[Saved entries]
# # # # # # #

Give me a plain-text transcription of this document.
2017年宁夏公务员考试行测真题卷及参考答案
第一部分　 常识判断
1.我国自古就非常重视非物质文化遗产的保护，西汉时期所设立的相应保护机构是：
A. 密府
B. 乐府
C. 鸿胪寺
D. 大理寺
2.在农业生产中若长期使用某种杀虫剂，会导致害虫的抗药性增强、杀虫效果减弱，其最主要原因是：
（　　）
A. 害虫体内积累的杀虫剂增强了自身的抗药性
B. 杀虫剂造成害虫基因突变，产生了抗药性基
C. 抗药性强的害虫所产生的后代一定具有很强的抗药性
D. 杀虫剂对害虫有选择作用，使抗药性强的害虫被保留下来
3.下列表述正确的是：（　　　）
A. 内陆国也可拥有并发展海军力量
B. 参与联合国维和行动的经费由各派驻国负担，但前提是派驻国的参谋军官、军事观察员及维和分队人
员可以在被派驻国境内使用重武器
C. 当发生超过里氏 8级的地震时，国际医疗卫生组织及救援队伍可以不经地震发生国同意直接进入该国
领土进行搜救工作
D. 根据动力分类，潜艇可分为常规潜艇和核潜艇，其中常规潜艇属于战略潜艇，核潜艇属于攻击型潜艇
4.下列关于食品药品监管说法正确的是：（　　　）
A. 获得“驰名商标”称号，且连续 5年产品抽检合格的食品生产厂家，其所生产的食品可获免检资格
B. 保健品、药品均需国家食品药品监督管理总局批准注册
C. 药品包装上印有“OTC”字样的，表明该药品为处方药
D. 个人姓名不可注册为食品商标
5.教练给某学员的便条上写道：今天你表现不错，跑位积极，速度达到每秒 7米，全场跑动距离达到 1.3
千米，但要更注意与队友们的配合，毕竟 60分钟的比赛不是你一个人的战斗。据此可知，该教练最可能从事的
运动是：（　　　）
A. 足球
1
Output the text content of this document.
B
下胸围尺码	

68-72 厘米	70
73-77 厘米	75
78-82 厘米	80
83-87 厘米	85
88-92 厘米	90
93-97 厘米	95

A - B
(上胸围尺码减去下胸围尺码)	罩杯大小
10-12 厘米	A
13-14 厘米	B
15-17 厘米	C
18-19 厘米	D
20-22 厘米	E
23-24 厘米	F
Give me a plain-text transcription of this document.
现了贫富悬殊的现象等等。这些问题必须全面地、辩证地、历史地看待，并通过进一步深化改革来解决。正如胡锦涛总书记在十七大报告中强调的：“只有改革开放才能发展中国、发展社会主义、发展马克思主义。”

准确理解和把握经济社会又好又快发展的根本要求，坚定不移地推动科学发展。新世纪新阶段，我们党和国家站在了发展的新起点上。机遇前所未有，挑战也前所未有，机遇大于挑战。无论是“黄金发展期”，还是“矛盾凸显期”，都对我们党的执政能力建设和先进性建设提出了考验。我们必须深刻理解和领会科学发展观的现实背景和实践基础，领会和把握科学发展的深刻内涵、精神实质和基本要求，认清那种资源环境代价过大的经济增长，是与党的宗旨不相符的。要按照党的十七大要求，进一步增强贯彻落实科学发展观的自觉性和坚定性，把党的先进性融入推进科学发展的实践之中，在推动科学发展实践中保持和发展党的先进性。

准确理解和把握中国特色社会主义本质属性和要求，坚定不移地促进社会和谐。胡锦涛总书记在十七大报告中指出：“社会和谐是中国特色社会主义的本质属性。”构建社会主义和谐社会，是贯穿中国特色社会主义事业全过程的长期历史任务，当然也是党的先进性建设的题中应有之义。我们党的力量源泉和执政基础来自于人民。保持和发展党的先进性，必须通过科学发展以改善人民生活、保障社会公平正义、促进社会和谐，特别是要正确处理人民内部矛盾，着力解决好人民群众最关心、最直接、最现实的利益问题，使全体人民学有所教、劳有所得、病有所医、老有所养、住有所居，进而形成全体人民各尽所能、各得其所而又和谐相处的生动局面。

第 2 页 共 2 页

# # # # # # #

WHAT TO DO: Reproduce every entry shown above, precisely as it stands.

RESPONSE TO THE TASK:
Give me a plain-text transcription of this document.
2017年宁夏公务员考试行测真题卷及参考答案
第一部分　 常识判断
1.我国自古就非常重视非物质文化遗产的保护，西汉时期所设立的相应保护机构是：
A. 密府
B. 乐府
C. 鸿胪寺
D. 大理寺
2.在农业生产中若长期使用某种杀虫剂，会导致害虫的抗药性增强、杀虫效果减弱，其最主要原因是：
（　　）
A. 害虫体内积累的杀虫剂增强了自身的抗药性
B. 杀虫剂造成害虫基因突变，产生了抗药性基
C. 抗药性强的害虫所产生的后代一定具有很强的抗药性
D. 杀虫剂对害虫有选择作用，使抗药性强的害虫被保留下来
3.下列表述正确的是：（　　　）
A. 内陆国也可拥有并发展海军力量
B. 参与联合国维和行动的经费由各派驻国负担，但前提是派驻国的参谋军官、军事观察员及维和分队人
员可以在被派驻国境内使用重武器
C. 当发生超过里氏 8级的地震时，国际医疗卫生组织及救援队伍可以不经地震发生国同意直接进入该国
领土进行搜救工作
D. 根据动力分类，潜艇可分为常规潜艇和核潜艇，其中常规潜艇属于战略潜艇，核潜艇属于攻击型潜艇
4.下列关于食品药品监管说法正确的是：（　　　）
A. 获得“驰名商标”称号，且连续 5年产品抽检合格的食品生产厂家，其所生产的食品可获免检资格
B. 保健品、药品均需国家食品药品监督管理总局批准注册
C. 药品包装上印有“OTC”字样的，表明该药品为处方药
D. 个人姓名不可注册为食品商标
5.教练给某学员的便条上写道：今天你表现不错，跑位积极，速度达到每秒 7米，全场跑动距离达到 1.3
千米，但要更注意与队友们的配合，毕竟 60分钟的比赛不是你一个人的战斗。据此可知，该教练最可能从事的
运动是：（　　　）
A. 足球
1
Output the text content of this document.
B
下胸围尺码	

68-72 厘米	70
73-77 厘米	75
78-82 厘米	80
83-87 厘米	85
88-92 厘米	90
93-97 厘米	95

A - B
(上胸围尺码减去下胸围尺码)	罩杯大小
10-12 厘米	A
13-14 厘米	B
15-17 厘米	C
18-19 厘米	D
20-22 厘米	E
23-24 厘米	F
Give me a plain-text transcription of this document.
现了贫富悬殊的现象等等。这些问题必须全面地、辩证地、历史地看待，并通过进一步深化改革来解决。正如胡锦涛总书记在十七大报告中强调的：“只有改革开放才能发展中国、发展社会主义、发展马克思主义。”

准确理解和把握经济社会又好又快发展的根本要求，坚定不移地推动科学发展。新世纪新阶段，我们党和国家站在了发展的新起点上。机遇前所未有，挑战也前所未有，机遇大于挑战。无论是“黄金发展期”，还是“矛盾凸显期”，都对我们党的执政能力建设和先进性建设提出了考验。我们必须深刻理解和领会科学发展观的现实背景和实践基础，领会和把握科学发展的深刻内涵、精神实质和基本要求，认清那种资源环境代价过大的经济增长，是与党的宗旨不相符的。要按照党的十七大要求，进一步增强贯彻落实科学发展观的自觉性和坚定性，把党的先进性融入推进科学发展的实践之中，在推动科学发展实践中保持和发展党的先进性。

准确理解和把握中国特色社会主义本质属性和要求，坚定不移地促进社会和谐。胡锦涛总书记在十七大报告中指出：“社会和谐是中国特色社会主义的本质属性。”构建社会主义和谐社会，是贯穿中国特色社会主义事业全过程的长期历史任务，当然也是党的先进性建设的题中应有之义。我们党的力量源泉和执政基础来自于人民。保持和发展党的先进性，必须通过科学发展以改善人民生活、保障社会公平正义、促进社会和谐，特别是要正确处理人民内部矛盾，着力解决好人民群众最关心、最直接、最现实的利益问题，使全体人民学有所教、劳有所得、病有所医、老有所养、住有所居，进而形成全体人民各尽所能、各得其所而又和谐相处的生动局面。

第 2 页 共 2 页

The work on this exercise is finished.